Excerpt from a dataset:
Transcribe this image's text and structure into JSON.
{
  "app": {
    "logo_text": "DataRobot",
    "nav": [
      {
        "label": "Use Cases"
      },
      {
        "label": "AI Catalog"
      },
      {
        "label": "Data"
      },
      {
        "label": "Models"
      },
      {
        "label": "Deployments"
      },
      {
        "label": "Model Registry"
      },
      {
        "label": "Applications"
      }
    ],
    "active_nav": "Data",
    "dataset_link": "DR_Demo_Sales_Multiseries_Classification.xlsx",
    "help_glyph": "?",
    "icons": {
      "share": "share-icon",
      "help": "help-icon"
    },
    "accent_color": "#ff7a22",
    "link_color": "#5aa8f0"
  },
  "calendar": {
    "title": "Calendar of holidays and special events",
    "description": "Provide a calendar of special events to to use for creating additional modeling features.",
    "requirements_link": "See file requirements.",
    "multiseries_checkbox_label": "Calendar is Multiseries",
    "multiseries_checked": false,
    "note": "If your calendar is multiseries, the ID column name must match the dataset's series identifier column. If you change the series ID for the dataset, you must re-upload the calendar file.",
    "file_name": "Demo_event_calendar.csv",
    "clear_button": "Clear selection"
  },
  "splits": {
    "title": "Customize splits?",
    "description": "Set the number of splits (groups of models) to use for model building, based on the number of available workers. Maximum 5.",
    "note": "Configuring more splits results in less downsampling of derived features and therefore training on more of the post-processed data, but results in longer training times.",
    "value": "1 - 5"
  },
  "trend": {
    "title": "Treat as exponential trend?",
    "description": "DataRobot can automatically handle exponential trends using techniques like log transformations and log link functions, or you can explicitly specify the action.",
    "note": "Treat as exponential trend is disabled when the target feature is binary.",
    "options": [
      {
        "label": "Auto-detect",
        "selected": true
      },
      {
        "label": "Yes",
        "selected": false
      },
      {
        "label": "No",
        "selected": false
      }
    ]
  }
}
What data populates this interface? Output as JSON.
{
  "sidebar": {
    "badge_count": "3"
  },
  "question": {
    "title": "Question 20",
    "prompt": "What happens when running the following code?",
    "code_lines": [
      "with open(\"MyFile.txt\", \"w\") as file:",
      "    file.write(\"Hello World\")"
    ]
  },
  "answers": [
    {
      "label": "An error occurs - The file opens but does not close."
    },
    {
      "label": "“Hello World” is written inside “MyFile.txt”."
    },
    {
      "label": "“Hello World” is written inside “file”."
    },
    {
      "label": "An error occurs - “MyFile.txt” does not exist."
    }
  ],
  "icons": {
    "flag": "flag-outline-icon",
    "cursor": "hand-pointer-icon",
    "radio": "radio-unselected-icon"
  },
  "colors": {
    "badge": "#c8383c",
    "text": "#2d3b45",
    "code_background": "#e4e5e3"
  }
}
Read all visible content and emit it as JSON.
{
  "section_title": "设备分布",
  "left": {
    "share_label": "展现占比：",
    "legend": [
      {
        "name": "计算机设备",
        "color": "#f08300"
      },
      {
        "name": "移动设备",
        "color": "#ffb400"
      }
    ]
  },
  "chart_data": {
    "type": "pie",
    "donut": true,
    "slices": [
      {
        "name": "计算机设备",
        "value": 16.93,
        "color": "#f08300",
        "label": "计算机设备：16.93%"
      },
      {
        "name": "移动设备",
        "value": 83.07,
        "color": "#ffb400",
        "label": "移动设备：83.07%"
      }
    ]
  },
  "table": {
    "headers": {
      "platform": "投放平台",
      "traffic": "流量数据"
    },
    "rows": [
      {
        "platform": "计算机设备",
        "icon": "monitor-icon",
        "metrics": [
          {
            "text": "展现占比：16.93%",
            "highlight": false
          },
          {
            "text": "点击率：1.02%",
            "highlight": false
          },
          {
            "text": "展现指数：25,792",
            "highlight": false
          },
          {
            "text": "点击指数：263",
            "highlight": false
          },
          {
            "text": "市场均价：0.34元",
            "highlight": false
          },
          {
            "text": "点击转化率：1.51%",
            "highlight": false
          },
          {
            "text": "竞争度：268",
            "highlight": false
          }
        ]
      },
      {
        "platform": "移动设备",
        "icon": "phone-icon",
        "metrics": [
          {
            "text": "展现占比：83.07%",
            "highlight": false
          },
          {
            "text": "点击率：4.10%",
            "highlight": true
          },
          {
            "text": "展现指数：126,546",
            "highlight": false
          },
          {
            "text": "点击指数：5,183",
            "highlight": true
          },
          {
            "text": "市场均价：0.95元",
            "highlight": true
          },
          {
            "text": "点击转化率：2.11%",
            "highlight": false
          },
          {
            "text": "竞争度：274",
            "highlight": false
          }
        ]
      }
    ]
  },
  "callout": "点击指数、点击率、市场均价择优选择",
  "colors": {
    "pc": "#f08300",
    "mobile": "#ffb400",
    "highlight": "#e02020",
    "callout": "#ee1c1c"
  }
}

### GIVEN INSTRUCTION
Repeat every entry exactly as written above.

### PROBLEM SOLUTION
Transcribe this image's text and structure into JSON.
{
  "app": {
    "logo_text": "DataRobot",
    "nav": [
      {
        "label": "Use Cases"
      },
      {
        "label": "AI Catalog"
      },
      {
        "label": "Data"
      },
      {
        "label": "Models"
      },
      {
        "label": "Deployments"
      },
      {
        "label": "Model Registry"
      },
      {
        "label": "Applications"
      }
    ],
    "active_nav": "Data",
    "dataset_link": "DR_Demo_Sales_Multiseries_Classification.xlsx",
    "help_glyph": "?",
    "icons": {
      "share": "share-icon",
      "help": "help-icon"
    },
    "accent_color": "#ff7a22",
    "link_color": "#5aa8f0"
  },
  "calendar": {
    "title": "Calendar of holidays and special events",
    "description": "Provide a calendar of special events to to use for creating additional modeling features.",
    "requirements_link": "See file requirements.",
    "multiseries_checkbox_label": "Calendar is Multiseries",
    "multiseries_checked": false,
    "note": "If your calendar is multiseries, the ID column name must match the dataset's series identifier column. If you change the series ID for the dataset, you must re-upload the calendar file.",
    "file_name": "Demo_event_calendar.csv",
    "clear_button": "Clear selection"
  },
  "splits": {
    "title": "Customize splits?",
    "description": "Set the number of splits (groups of models) to use for model building, based on the number of available workers. Maximum 5.",
    "note": "Configuring more splits results in less downsampling of derived features and therefore training on more of the post-processed data, but results in longer training times.",
    "value": "1 - 5"
  },
  "trend": {
    "title": "Treat as exponential trend?",
    "description": "DataRobot can automatically handle exponential trends using techniques like log transformations and log link functions, or you can explicitly specify the action.",
    "note": "Treat as exponential trend is disabled when the target feature is binary.",
    "options": [
      {
        "label": "Auto-detect",
        "selected": true
      },
      {
        "label": "Yes",
        "selected": false
      },
      {
        "label": "No",
        "selected": false
      }
    ]
  }
}
What data populates this interface? Output as JSON.
{
  "sidebar": {
    "badge_count": "3"
  },
  "question": {
    "title": "Question 20",
    "prompt": "What happens when running the following code?",
    "code_lines": [
      "with open(\"MyFile.txt\", \"w\") as file:",
      "    file.write(\"Hello World\")"
    ]
  },
  "answers": [
    {
      "label": "An error occurs - The file opens but does not close."
    },
    {
      "label": "“Hello World” is written inside “MyFile.txt”."
    },
    {
      "label": "“Hello World” is written inside “file”."
    },
    {
      "label": "An error occurs - “MyFile.txt” does not exist."
    }
  ],
  "icons": {
    "flag": "flag-outline-icon",
    "cursor": "hand-pointer-icon",
    "radio": "radio-unselected-icon"
  },
  "colors": {
    "badge": "#c8383c",
    "text": "#2d3b45",
    "code_background": "#e4e5e3"
  }
}
Read all visible content and emit it as JSON.
{
  "section_title": "设备分布",
  "left": {
    "share_label": "展现占比：",
    "legend": [
      {
        "name": "计算机设备",
        "color": "#f08300"
      },
      {
        "name": "移动设备",
        "color": "#ffb400"
      }
    ]
  },
  "chart_data": {
    "type": "pie",
    "donut": true,
    "slices": [
      {
        "name": "计算机设备",
        "value": 16.93,
        "color": "#f08300",
        "label": "计算机设备：16.93%"
      },
      {
        "name": "移动设备",
        "value": 83.07,
        "color": "#ffb400",
        "label": "移动设备：83.07%"
      }
    ]
  },
  "table": {
    "headers": {
      "platform": "投放平台",
      "traffic": "流量数据"
    },
    "rows": [
      {
        "platform": "计算机设备",
        "icon": "monitor-icon",
        "metrics": [
          {
            "text": "展现占比：16.93%",
            "highlight": false
          },
          {
            "text": "点击率：1.02%",
            "highlight": false
          },
          {
            "text": "展现指数：25,792",
            "highlight": false
          },
          {
            "text": "点击指数：263",
            "highlight": false
          },
          {
            "text": "市场均价：0.34元",
            "highlight": false
          },
          {
            "text": "点击转化率：1.51%",
            "highlight": false
          },
          {
            "text": "竞争度：268",
            "highlight": false
          }
        ]
      },
      {
        "platform": "移动设备",
        "icon": "phone-icon",
        "metrics": [
          {
            "text": "展现占比：83.07%",
            "highlight": false
          },
          {
            "text": "点击率：4.10%",
            "highlight": true
          },
          {
            "text": "展现指数：126,546",
            "highlight": false
          },
          {
            "text": "点击指数：5,183",
            "highlight": true
          },
          {
            "text": "市场均价：0.95元",
            "highlight": true
          },
          {
            "text": "点击转化率：2.11%",
            "highlight": false
          },
          {
            "text": "竞争度：274",
            "highlight": false
          }
        ]
      }
    ]
  },
  "callout": "点击指数、点击率、市场均价择优选择",
  "colors": {
    "pc": "#f08300",
    "mobile": "#ffb400",
    "highlight": "#e02020",
    "callout": "#ee1c1c"
  }
}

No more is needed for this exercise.